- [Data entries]
* * * * *

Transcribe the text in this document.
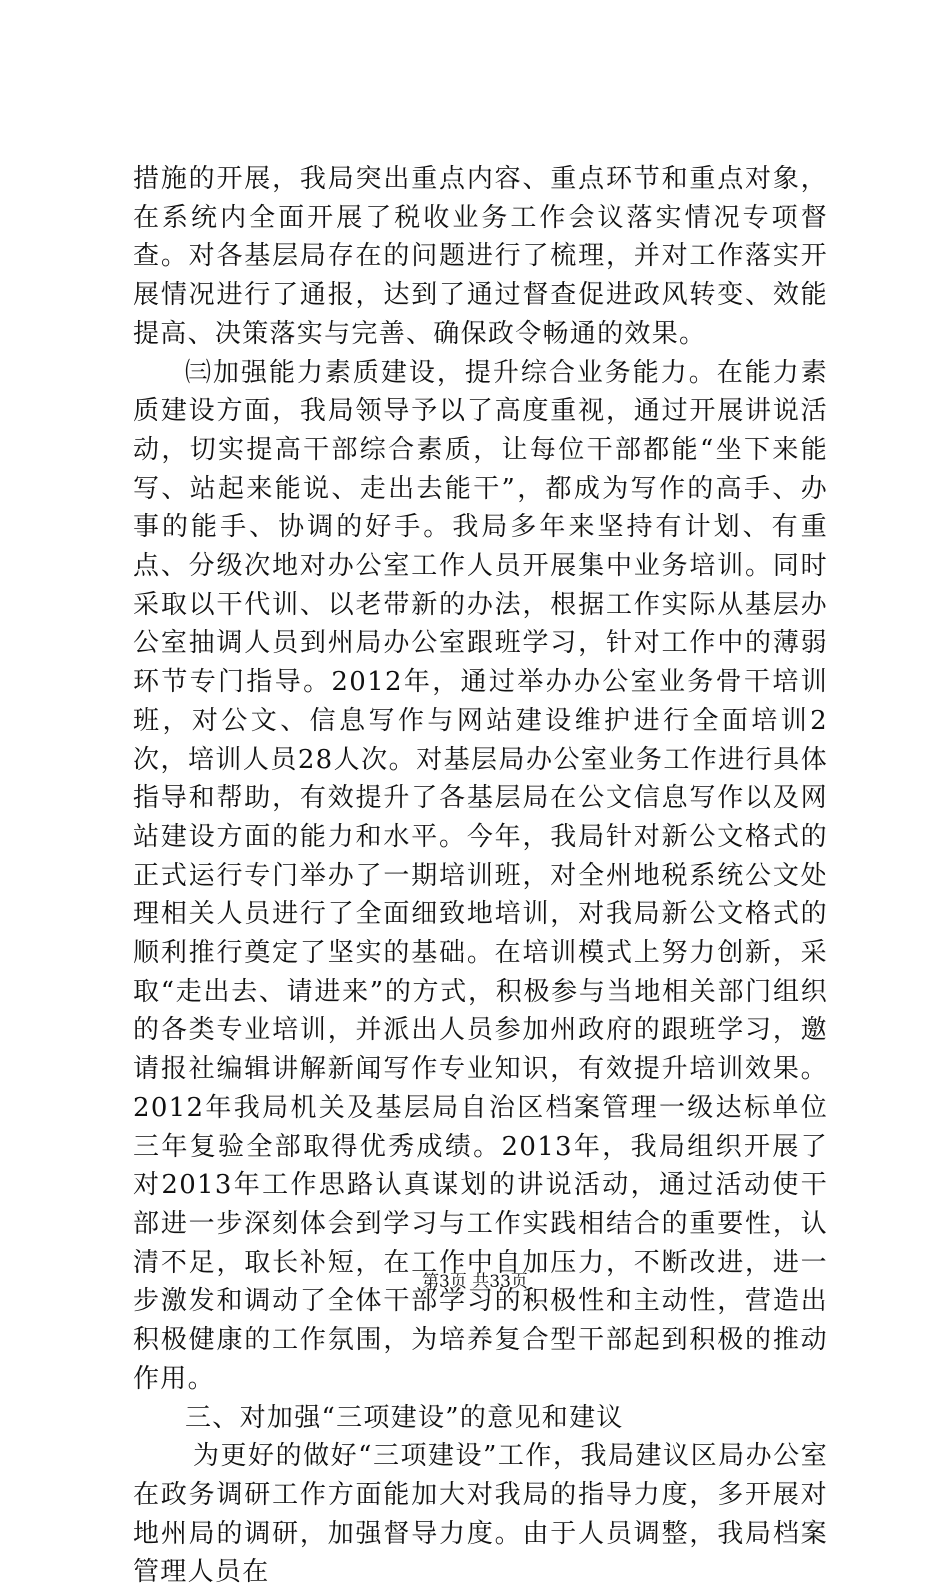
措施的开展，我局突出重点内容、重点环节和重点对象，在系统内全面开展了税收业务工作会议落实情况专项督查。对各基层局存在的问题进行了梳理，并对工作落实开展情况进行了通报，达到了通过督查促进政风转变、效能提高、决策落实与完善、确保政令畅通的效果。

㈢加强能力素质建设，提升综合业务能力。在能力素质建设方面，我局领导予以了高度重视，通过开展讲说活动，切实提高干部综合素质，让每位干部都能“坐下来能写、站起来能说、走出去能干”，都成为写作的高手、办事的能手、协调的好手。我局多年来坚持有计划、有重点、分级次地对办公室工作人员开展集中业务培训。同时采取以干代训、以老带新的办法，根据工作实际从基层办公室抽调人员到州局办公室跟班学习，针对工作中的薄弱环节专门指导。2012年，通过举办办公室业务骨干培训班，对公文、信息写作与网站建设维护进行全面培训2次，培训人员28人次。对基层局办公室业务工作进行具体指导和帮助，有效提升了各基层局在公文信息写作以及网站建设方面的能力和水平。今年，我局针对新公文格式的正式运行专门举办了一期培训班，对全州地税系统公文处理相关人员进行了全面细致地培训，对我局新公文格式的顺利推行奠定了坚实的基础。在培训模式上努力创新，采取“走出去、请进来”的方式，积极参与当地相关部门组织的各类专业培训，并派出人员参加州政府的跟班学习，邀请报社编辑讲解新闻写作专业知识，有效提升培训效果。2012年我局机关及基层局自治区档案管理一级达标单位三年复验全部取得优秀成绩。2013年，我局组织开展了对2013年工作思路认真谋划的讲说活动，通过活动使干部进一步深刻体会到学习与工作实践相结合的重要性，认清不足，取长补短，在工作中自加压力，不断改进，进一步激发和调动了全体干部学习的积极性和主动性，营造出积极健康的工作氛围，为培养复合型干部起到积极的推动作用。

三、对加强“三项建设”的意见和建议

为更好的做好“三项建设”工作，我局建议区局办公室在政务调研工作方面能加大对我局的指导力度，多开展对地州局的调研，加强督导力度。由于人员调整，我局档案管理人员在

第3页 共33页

* * * * *

- [Exercise directions] Copy out the data above exactly, except the pictures.

- [Exercise result]
Transcribe the text in this document.
措施的开展，我局突出重点内容、重点环节和重点对象，在系统内全面开展了税收业务工作会议落实情况专项督查。对各基层局存在的问题进行了梳理，并对工作落实开展情况进行了通报，达到了通过督查促进政风转变、效能提高、决策落实与完善、确保政令畅通的效果。

㈢加强能力素质建设，提升综合业务能力。在能力素质建设方面，我局领导予以了高度重视，通过开展讲说活动，切实提高干部综合素质，让每位干部都能“坐下来能写、站起来能说、走出去能干”，都成为写作的高手、办事的能手、协调的好手。我局多年来坚持有计划、有重点、分级次地对办公室工作人员开展集中业务培训。同时采取以干代训、以老带新的办法，根据工作实际从基层办公室抽调人员到州局办公室跟班学习，针对工作中的薄弱环节专门指导。2012年，通过举办办公室业务骨干培训班，对公文、信息写作与网站建设维护进行全面培训2次，培训人员28人次。对基层局办公室业务工作进行具体指导和帮助，有效提升了各基层局在公文信息写作以及网站建设方面的能力和水平。今年，我局针对新公文格式的正式运行专门举办了一期培训班，对全州地税系统公文处理相关人员进行了全面细致地培训，对我局新公文格式的顺利推行奠定了坚实的基础。在培训模式上努力创新，采取“走出去、请进来”的方式，积极参与当地相关部门组织的各类专业培训，并派出人员参加州政府的跟班学习，邀请报社编辑讲解新闻写作专业知识，有效提升培训效果。2012年我局机关及基层局自治区档案管理一级达标单位三年复验全部取得优秀成绩。2013年，我局组织开展了对2013年工作思路认真谋划的讲说活动，通过活动使干部进一步深刻体会到学习与工作实践相结合的重要性，认清不足，取长补短，在工作中自加压力，不断改进，进一步激发和调动了全体干部学习的积极性和主动性，营造出积极健康的工作氛围，为培养复合型干部起到积极的推动作用。

三、对加强“三项建设”的意见和建议

为更好的做好“三项建设”工作，我局建议区局办公室在政务调研工作方面能加大对我局的指导力度，多开展对地州局的调研，加强督导力度。由于人员调整，我局档案管理人员在

第3页 共33页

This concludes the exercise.